*** DOCUMENT EXTRACT
- Conference: Horizon League
- Record: 16–18 (11–9 Horizon)
- Head coach: Greg Kampe (41st season);
- Associate head coach: Jeff Smith
- Assistant coaches: Trey McDonald; Bobby Naubert;
- Home arena: OU Credit Union O'rena

= 2024–25 Oakland Golden Grizzlies men's basketball team =

American college basketball season

The 2024–25 Oakland Golden Grizzlies men's basketball team represented Oakland University during the 2024–25 NCAA Division I men's basketball season. The Golden Grizzlies, led by 41st-year head coach Greg Kampe, will played their home games at the OU Credit Union O'rena in Auburn Hills, Michigan as members of the Horizon League.

With a win against Defiance College on November 4, 2024, Greg Kampe recorded his 700th career win.
******
▶ **STATED PROBLEM A**:
Answer these questions about the 2024–25 Oakland men's basketball team:
(i) Who served as associate head coach?
(ii) In which city is the team's home arena located?
(iii) Against which opponent did Greg Kampe record his 700th career win, and on what date?
*** DATA TO PROCESS
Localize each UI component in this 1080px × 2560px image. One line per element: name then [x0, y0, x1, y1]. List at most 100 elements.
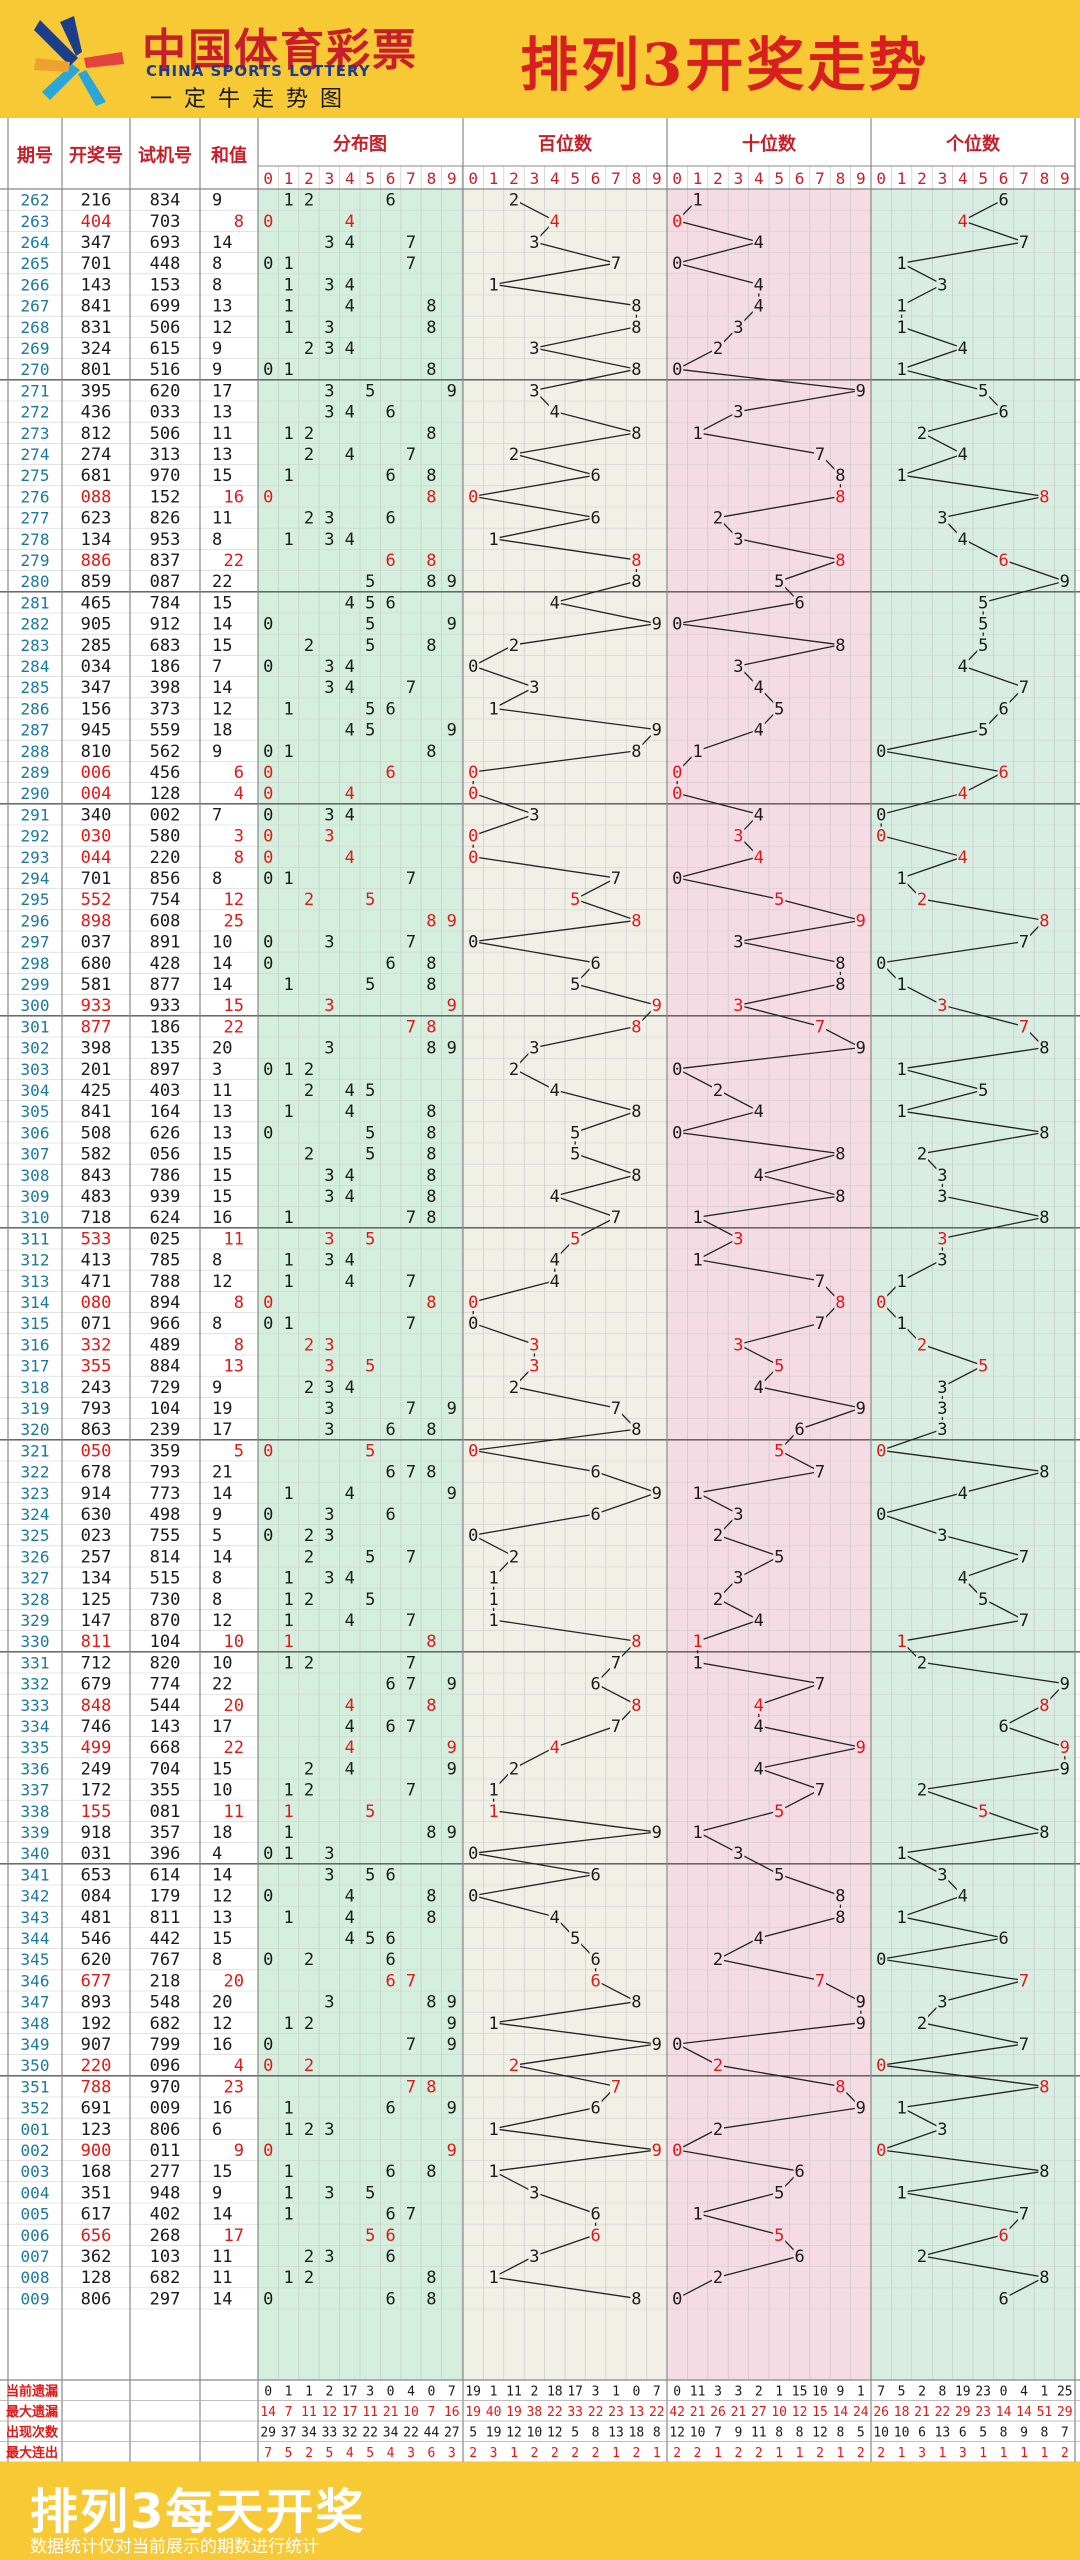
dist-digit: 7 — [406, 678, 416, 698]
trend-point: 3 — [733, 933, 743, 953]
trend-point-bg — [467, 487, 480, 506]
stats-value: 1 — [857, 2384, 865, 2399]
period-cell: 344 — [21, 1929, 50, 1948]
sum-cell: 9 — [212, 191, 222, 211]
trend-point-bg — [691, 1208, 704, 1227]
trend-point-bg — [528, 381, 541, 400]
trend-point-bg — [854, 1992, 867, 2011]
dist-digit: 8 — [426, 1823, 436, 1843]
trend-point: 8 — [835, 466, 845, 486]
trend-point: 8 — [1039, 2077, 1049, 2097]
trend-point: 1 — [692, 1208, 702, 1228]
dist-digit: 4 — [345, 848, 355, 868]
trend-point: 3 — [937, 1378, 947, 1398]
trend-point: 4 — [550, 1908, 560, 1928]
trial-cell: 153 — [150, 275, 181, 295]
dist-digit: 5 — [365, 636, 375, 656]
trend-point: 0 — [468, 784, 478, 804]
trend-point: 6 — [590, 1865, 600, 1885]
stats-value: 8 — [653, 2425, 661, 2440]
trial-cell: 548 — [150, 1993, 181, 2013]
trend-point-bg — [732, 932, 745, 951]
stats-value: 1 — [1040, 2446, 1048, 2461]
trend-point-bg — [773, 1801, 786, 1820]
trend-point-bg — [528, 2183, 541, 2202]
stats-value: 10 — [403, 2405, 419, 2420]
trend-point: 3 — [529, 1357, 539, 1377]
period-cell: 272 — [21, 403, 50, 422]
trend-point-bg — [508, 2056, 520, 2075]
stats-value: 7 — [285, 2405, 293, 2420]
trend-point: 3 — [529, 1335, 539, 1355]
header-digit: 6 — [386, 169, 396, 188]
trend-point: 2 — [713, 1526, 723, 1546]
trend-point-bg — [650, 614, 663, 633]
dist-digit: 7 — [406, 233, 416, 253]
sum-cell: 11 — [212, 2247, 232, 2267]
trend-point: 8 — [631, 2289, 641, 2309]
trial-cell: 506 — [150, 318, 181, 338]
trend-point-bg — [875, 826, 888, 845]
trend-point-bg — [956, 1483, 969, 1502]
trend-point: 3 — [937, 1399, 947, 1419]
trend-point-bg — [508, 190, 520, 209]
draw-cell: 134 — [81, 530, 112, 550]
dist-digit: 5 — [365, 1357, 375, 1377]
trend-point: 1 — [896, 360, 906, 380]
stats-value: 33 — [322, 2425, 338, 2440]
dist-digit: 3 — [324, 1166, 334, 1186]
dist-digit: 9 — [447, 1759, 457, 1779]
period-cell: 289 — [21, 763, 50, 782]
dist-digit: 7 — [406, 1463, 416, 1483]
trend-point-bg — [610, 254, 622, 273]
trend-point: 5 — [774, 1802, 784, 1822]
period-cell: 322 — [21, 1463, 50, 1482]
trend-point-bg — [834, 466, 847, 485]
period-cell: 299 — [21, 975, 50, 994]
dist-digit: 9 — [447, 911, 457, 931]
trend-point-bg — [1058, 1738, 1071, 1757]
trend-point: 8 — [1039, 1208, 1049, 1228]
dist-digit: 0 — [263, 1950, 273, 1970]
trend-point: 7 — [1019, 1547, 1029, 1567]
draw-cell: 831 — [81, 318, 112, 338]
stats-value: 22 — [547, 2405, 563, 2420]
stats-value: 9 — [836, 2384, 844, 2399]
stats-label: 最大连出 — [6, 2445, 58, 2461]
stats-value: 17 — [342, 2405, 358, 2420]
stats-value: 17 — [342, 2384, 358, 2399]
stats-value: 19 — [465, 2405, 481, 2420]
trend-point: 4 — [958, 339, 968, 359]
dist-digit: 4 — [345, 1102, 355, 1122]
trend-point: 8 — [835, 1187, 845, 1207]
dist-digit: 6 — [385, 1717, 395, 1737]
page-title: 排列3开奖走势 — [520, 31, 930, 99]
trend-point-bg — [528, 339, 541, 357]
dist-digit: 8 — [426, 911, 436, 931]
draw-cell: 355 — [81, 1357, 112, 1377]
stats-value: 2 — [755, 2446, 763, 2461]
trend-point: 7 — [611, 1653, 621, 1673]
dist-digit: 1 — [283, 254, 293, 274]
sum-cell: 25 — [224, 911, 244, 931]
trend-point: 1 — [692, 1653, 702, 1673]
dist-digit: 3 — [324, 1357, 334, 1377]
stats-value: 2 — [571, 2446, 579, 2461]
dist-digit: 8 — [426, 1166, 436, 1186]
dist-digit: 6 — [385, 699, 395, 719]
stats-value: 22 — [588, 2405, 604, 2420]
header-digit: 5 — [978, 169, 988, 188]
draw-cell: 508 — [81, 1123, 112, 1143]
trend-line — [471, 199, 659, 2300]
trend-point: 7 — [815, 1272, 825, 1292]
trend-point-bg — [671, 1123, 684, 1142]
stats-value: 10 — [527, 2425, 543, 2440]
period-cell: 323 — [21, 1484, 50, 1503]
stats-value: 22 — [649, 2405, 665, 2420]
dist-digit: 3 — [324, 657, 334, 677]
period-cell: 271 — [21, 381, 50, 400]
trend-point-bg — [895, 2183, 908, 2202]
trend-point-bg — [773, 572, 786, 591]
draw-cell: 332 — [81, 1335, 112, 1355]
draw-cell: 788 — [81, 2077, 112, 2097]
******
▶ **STATED PROBLEM B**: In the records, update the lines from the one with "dist-digit: 7 — [406, 678, 416, 698]" up to and including the one with "trend-point-bg — [732, 932, 745, 951]": replace "trial-cell" with "test-cell" and leave everything else unchanged. Return only those lines.

▶ **COMPLETE OUTPUT A**:
(i) Jeff Smith
(ii) Auburn Hills, Michigan
(iii) Defiance College, on November 4, 2024

▶ **COMPLETE OUTPUT B**:
dist-digit: 7 — [406, 678, 416, 698]
trend-point: 3 — [733, 933, 743, 953]
trend-point-bg — [467, 487, 480, 506]
stats-value: 1 — [857, 2384, 865, 2399]
period-cell: 344 — [21, 1929, 50, 1948]
sum-cell: 9 — [212, 191, 222, 211]
trend-point-bg — [691, 1208, 704, 1227]
trend-point-bg — [528, 381, 541, 400]
trend-point-bg — [854, 1992, 867, 2011]
dist-digit: 8 — [426, 1823, 436, 1843]
trend-point: 8 — [835, 466, 845, 486]
trend-point: 8 — [1039, 2077, 1049, 2097]
trend-point: 1 — [692, 1208, 702, 1228]
dist-digit: 4 — [345, 848, 355, 868]
trend-point: 3 — [937, 1378, 947, 1398]
trend-point: 4 — [550, 1908, 560, 1928]
test-cell: 153 — [150, 275, 181, 295]
dist-digit: 5 — [365, 636, 375, 656]
trend-point: 0 — [468, 784, 478, 804]
trend-point: 6 — [590, 1865, 600, 1885]
stats-value: 8 — [653, 2425, 661, 2440]
test-cell: 548 — [150, 1993, 181, 2013]
trend-point-bg — [732, 932, 745, 951]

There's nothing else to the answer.